■ **Given request**: Consider the records below. How many of their lines include the word "dose"? State the number and nothing else.

[Excerpts from a figure dataset]
========
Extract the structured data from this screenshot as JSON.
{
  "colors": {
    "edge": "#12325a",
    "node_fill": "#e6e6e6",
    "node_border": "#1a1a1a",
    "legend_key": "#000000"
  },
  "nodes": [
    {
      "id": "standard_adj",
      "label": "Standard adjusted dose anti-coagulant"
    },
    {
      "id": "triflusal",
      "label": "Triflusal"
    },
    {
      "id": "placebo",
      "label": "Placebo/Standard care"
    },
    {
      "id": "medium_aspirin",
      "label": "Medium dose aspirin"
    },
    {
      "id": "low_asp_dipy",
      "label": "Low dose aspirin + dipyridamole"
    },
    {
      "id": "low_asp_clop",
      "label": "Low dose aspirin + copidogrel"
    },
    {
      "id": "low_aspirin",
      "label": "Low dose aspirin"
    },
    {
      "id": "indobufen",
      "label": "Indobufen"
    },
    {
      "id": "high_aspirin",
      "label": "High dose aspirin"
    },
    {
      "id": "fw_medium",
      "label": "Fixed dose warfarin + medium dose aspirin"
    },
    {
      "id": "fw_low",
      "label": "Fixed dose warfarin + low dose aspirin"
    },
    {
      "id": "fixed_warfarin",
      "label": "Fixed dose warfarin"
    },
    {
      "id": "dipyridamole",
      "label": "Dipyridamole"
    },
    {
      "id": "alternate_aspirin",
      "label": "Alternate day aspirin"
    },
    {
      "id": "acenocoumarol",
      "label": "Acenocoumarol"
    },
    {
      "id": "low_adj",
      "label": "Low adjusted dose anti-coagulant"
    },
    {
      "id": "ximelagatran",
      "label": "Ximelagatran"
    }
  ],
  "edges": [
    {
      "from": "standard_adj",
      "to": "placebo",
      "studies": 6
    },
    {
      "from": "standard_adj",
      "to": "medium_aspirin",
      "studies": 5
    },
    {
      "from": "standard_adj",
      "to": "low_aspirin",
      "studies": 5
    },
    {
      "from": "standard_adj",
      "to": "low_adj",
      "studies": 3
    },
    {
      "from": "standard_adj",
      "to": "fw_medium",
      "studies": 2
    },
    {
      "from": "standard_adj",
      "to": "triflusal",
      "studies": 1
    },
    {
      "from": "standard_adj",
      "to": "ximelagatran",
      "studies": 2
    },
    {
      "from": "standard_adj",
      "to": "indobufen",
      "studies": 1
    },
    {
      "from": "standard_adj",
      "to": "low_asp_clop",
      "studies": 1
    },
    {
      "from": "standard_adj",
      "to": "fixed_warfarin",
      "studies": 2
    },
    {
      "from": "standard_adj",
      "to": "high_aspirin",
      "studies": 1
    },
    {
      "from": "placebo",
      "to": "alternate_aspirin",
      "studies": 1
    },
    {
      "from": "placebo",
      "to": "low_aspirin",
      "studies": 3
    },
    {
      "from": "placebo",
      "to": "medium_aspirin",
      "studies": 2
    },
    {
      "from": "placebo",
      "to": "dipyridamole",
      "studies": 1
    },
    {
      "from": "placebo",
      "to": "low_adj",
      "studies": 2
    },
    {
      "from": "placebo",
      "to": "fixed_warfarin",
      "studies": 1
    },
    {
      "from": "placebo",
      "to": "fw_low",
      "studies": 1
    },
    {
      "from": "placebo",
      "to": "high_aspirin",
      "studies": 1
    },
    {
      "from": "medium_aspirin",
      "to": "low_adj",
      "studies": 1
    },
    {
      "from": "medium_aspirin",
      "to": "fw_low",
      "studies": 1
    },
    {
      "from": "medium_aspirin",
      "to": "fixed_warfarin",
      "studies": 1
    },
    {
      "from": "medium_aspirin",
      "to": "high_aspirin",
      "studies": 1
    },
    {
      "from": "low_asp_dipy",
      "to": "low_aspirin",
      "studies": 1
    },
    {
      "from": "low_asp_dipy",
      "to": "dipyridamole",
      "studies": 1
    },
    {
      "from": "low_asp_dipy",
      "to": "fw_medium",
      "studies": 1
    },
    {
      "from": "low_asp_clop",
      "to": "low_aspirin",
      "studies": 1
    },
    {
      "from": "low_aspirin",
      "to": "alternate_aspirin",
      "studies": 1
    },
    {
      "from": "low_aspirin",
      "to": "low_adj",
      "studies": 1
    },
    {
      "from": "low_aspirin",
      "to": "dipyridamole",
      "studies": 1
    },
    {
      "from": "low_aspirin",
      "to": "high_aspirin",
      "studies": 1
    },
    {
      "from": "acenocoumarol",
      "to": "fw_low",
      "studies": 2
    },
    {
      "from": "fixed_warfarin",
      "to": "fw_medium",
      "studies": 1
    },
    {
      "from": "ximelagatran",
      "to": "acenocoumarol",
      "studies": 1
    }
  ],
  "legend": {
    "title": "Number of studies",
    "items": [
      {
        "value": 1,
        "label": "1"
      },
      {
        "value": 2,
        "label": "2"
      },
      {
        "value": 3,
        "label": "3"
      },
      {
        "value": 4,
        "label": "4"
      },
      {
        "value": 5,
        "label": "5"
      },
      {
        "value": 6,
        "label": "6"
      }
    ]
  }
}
========
■ **Written response**: 10